* [Instruction]: Locate the lines that hold the string "value". Copy every such line.

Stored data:
+---+

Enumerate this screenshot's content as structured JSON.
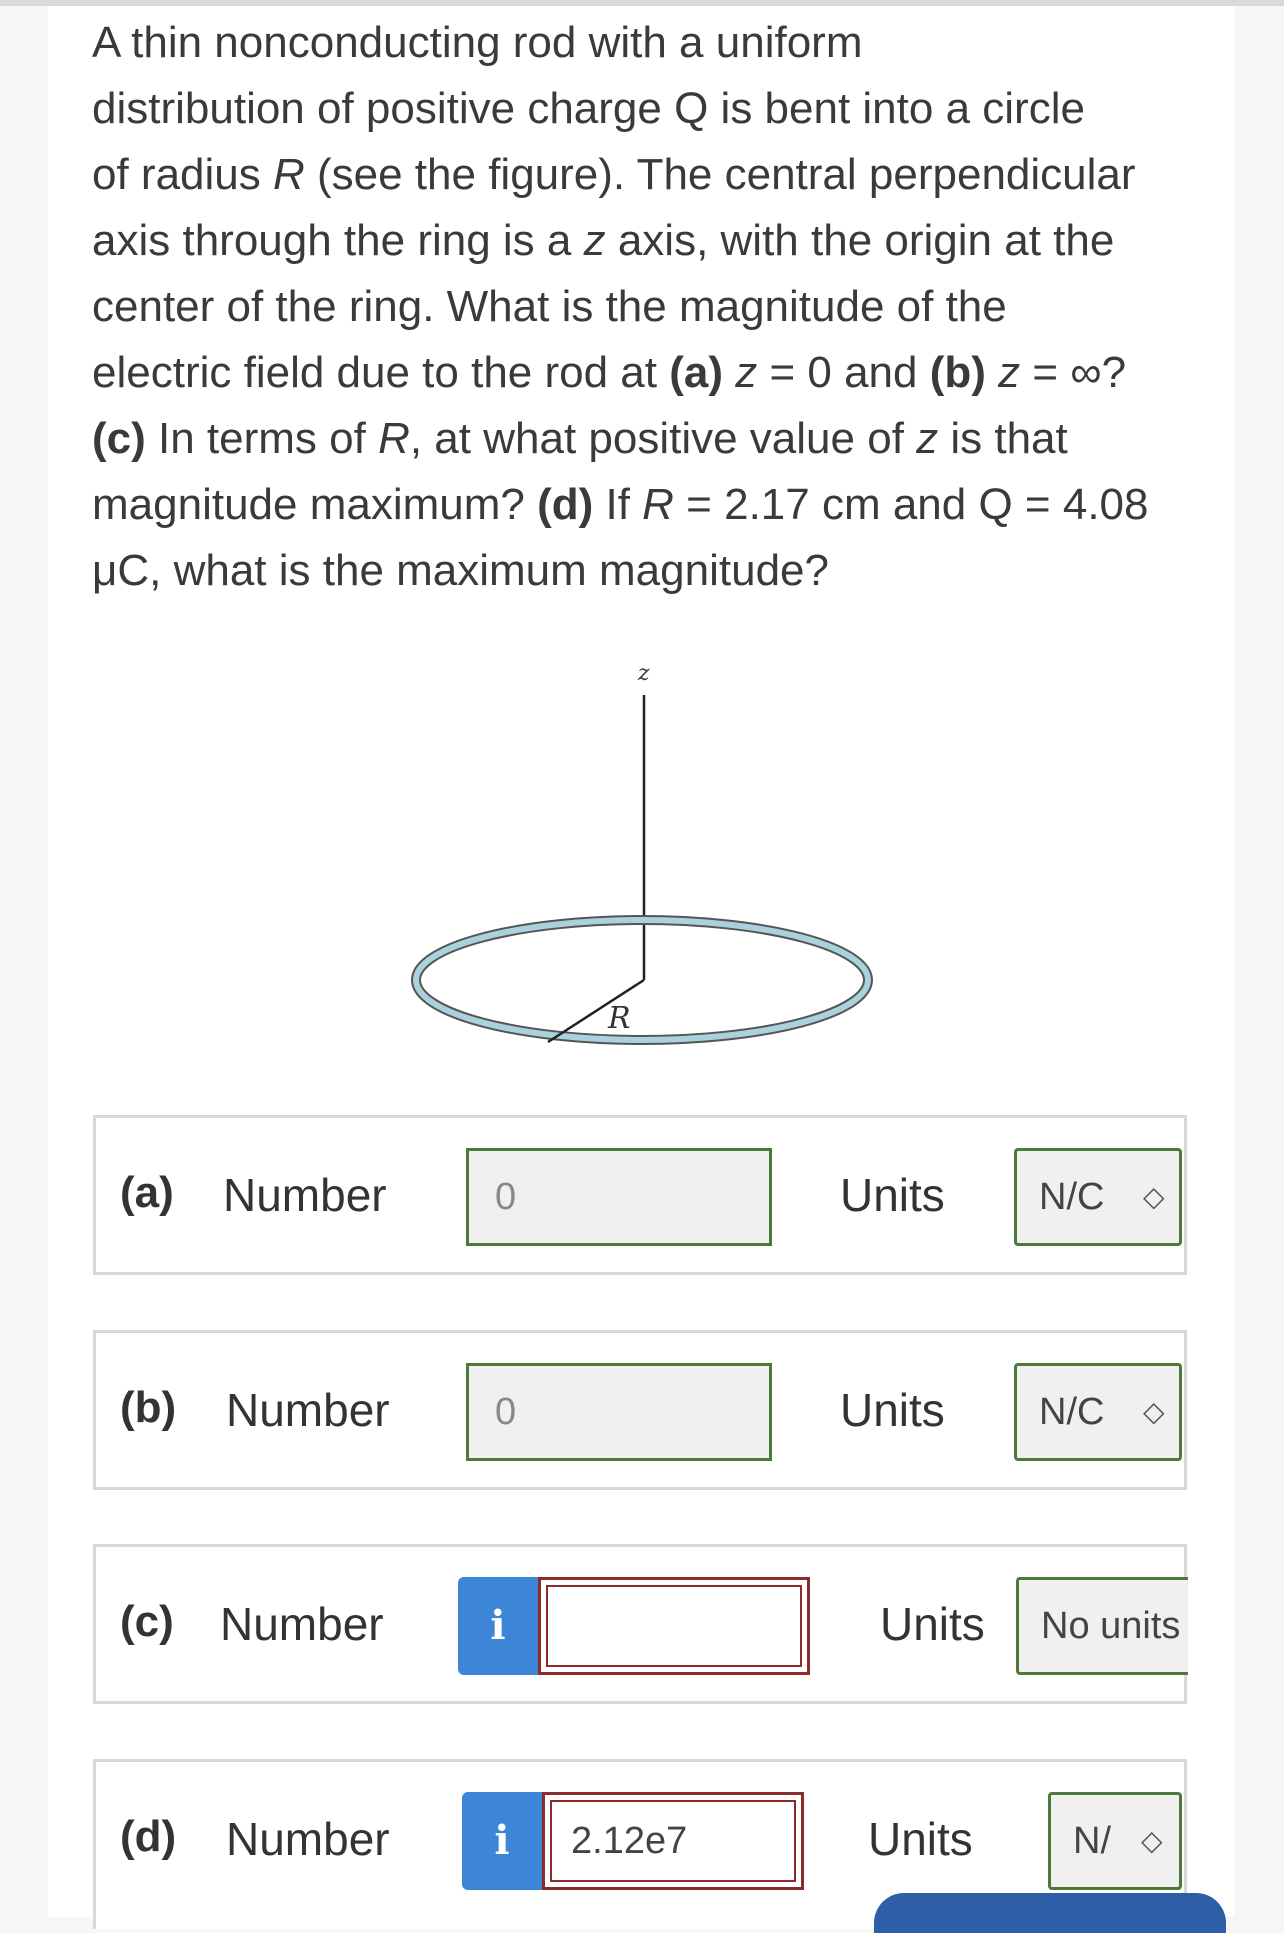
{
  "question": {
    "line1": "A thin nonconducting rod with a uniform",
    "line2": "distribution of positive charge Q is bent into a circle",
    "line3a": "of radius ",
    "line3R": "R",
    "line3b": " (see the figure). The central perpendicular",
    "line4a": "axis through the ring is a ",
    "line4z": "z",
    "line4b": " axis, with the origin at the",
    "line5": "center of the ring. What is the magnitude of the",
    "line6a": "electric field due to the rod at ",
    "line6pa": "(a)",
    "line6z1": " z",
    "line6b": " = 0 and ",
    "line6pb": "(b)",
    "line6z2": " z",
    "line6c": " = ∞?",
    "line7pc": "(c)",
    "line7a": " In terms of ",
    "line7R": "R",
    "line7b": ", at what positive value of ",
    "line7z": "z",
    "line7c": " is that",
    "line8a": "magnitude maximum? ",
    "line8pd": "(d)",
    "line8b": " If ",
    "line8R": "R",
    "line8c": " = 2.17 cm and Q = 4.08",
    "line9": "μC, what is the maximum magnitude?"
  },
  "figure": {
    "axis_label": "z",
    "radius_label": "R"
  },
  "answers": [
    {
      "part": "(a)",
      "number_label": "Number",
      "value": "0",
      "units_label": "Units",
      "unit": "N/C"
    },
    {
      "part": "(b)",
      "number_label": "Number",
      "value": "0",
      "units_label": "Units",
      "unit": "N/C"
    },
    {
      "part": "(c)",
      "number_label": "Number",
      "info": "i",
      "value": "",
      "units_label": "Units",
      "unit": "No units"
    },
    {
      "part": "(d)",
      "number_label": "Number",
      "info": "i",
      "value": "2.12e7",
      "units_label": "Units",
      "unit": "N/"
    }
  ],
  "colors": {
    "info_button": "#3d85d6",
    "correct_border": "#4b7a3a",
    "error_border": "#8b2b2b",
    "ring": "#a9d2dc"
  }
}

+---+

* [Output for this exercise]:
    "line7b": ", at what positive value of ",
      "value": "0",
      "value": "0",
      "value": "",
      "value": "2.12e7",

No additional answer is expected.